[TO BE DONE] Images excluded, repeat each entry below exactly.

[EXTRACTED INFORMATION]
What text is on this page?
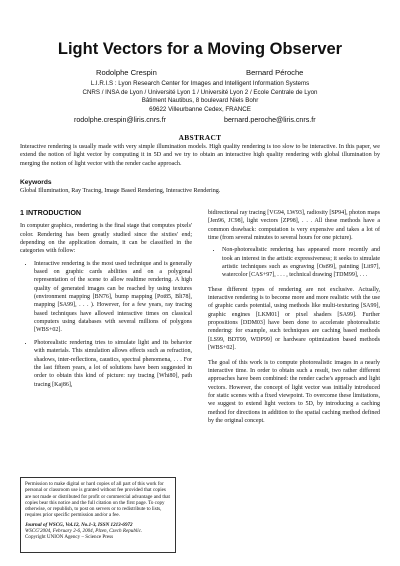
Light Vectors for a Moving Observer
Rodolphe Crespin	Bernard Péroche
L.I.R.I.S : Lyon Research Center for Images and Intelligent Information Systems
CNRS / INSA de Lyon / Université Lyon 1 / Université Lyon 2 / Ecole Centrale de Lyon
Bâtiment Nautibus, 8 boulevard Niels Bohr
69622 Villeurbanne Cedex, FRANCE
rodolphe.crespin@liris.cnrs.fr	bernard.peroche@liris.cnrs.fr
ABSTRACT
Interactive rendering is usually made with very simple illumination models. High quality rendering is too slow to be interactive. In this paper, we extend the notion of light vector by computing it in 5D and we try to obtain an interactive high quality rendering with global illumination by merging the notion of light vector with the render cache approach.
Keywords
Global Illumination, Ray Tracing, Image Based Rendering, Interactive Rendering.

1 INTRODUCTION

In computer graphics, rendering is the final stage that computes pixels' color. Rendering has been greatly studied since the sixties' end; depending on the application domain, it can be classified in the categories with follow:

• Interactive rendering is the most used technique and is generally based on graphic cards abilities and on a polygonal representation of the scene to allow realtime rendering. A high quality of generated images can be reached by using textures (environment mapping [BN76], bump mapping [Pot85, Bli78], mapping [SA99], . . . ). However, for a few years, ray tracing based techniques have allowed interactive times on classical computers using databases with several millions of polygons [WBS+02].
• Photorealistic rendering tries to simulate light and its behavior with materials. This simulation allows effects such as refraction, shadows, inter-reflections, caustics, spectral phenomena, . . . For the last fifteen years, a lot of solutions have been suggested in order to obtain this kind of picture: ray tracing [Whi80], path tracing [Kaj86],

Permission to make digital or hard copies of all part of this work for personal or classroom use is granted without fee provided that copies are not made or distributed for profit or commercial advantage and that copies bear this notice and the full citation on the first page. To copy otherwise, or republish, to post on servers or to redistribute to lists, requires prior specific permission and/or a fee.

Journal of WSCG, Vol.12, No.1-3, ISSN 1213-6972

WSCG'2004, February 2-6, 2004, Plzen, Czech Republic.

Copyright UNION Agency – Science Press

bidirectional ray tracing [VG94, LW93], radiosity [SP94], photon maps [Jen96, JC98], light vectors [ZP98], . . . All these methods have a common drawback: computation is very expensive and takes a lot of time (from several minutes to several hours for one picture).

• Non-photorealistic rendering has appeared more recently and took an interest in the artistic expressiveness; it seeks to simulate artistic techniques such as engraving [Ost99], painting [Lit97], watercolor [CAS+97], . . . , technical drawing [TDM99], . . .

These different types of rendering are not exclusive. Actually, interactive rendering is to become more and more realistic with the use of graphic cards potential, using methods like multi-texturing [SA99], graphic engines [LKM01] or pixel shaders [SA99]. Further propositions [DDM03] have been done to accelerate photorealistic rendering: for example, such techniques are caching based methods [LS99, BDT99, WDP99] or hardware optimization based methods [WBS+02].

The goal of this work is to compute photorealistic images in a nearly interactive time. In order to obtain such a result, two rather different approaches have been combined: the render cache's approach and light vectors. However, the concept of light vector was initially introduced for static scenes with a fixed viewpoint. To overcome these limitations, we suggest to extend light vectors to 5D, by introducing a caching method for directions in addition to the spatial caching method defined by the original concept.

[WRITTEN REPLY]
What text is on this page?
Light Vectors for a Moving Observer
Rodolphe Crespin	Bernard Péroche
L.I.R.I.S : Lyon Research Center for Images and Intelligent Information Systems
CNRS / INSA de Lyon / Université Lyon 1 / Université Lyon 2 / Ecole Centrale de Lyon
Bâtiment Nautibus, 8 boulevard Niels Bohr
69622 Villeurbanne Cedex, FRANCE
rodolphe.crespin@liris.cnrs.fr	bernard.peroche@liris.cnrs.fr
ABSTRACT
Interactive rendering is usually made with very simple illumination models. High quality rendering is too slow to be interactive. In this paper, we extend the notion of light vector by computing it in 5D and we try to obtain an interactive high quality rendering with global illumination by merging the notion of light vector with the render cache approach.
Keywords
Global Illumination, Ray Tracing, Image Based Rendering, Interactive Rendering.

1 INTRODUCTION

In computer graphics, rendering is the final stage that computes pixels' color. Rendering has been greatly studied since the sixties' end; depending on the application domain, it can be classified in the categories with follow:

• Interactive rendering is the most used technique and is generally based on graphic cards abilities and on a polygonal representation of the scene to allow realtime rendering. A high quality of generated images can be reached by using textures (environment mapping [BN76], bump mapping [Pot85, Bli78], mapping [SA99], . . . ). However, for a few years, ray tracing based techniques have allowed interactive times on classical computers using databases with several millions of polygons [WBS+02].
• Photorealistic rendering tries to simulate light and its behavior with materials. This simulation allows effects such as refraction, shadows, inter-reflections, caustics, spectral phenomena, . . . For the last fifteen years, a lot of solutions have been suggested in order to obtain this kind of picture: ray tracing [Whi80], path tracing [Kaj86],

Permission to make digital or hard copies of all part of this work for personal or classroom use is granted without fee provided that copies are not made or distributed for profit or commercial advantage and that copies bear this notice and the full citation on the first page. To copy otherwise, or republish, to post on servers or to redistribute to lists, requires prior specific permission and/or a fee.

Journal of WSCG, Vol.12, No.1-3, ISSN 1213-6972

WSCG'2004, February 2-6, 2004, Plzen, Czech Republic.

Copyright UNION Agency – Science Press

bidirectional ray tracing [VG94, LW93], radiosity [SP94], photon maps [Jen96, JC98], light vectors [ZP98], . . . All these methods have a common drawback: computation is very expensive and takes a lot of time (from several minutes to several hours for one picture).

• Non-photorealistic rendering has appeared more recently and took an interest in the artistic expressiveness; it seeks to simulate artistic techniques such as engraving [Ost99], painting [Lit97], watercolor [CAS+97], . . . , technical drawing [TDM99], . . .

These different types of rendering are not exclusive. Actually, interactive rendering is to become more and more realistic with the use of graphic cards potential, using methods like multi-texturing [SA99], graphic engines [LKM01] or pixel shaders [SA99]. Further propositions [DDM03] have been done to accelerate photorealistic rendering: for example, such techniques are caching based methods [LS99, BDT99, WDP99] or hardware optimization based methods [WBS+02].

The goal of this work is to compute photorealistic images in a nearly interactive time. In order to obtain such a result, two rather different approaches have been combined: the render cache's approach and light vectors. However, the concept of light vector was initially introduced for static scenes with a fixed viewpoint. To overcome these limitations, we suggest to extend light vectors to 5D, by introducing a caching method for directions in addition to the spatial caching method defined by the original concept.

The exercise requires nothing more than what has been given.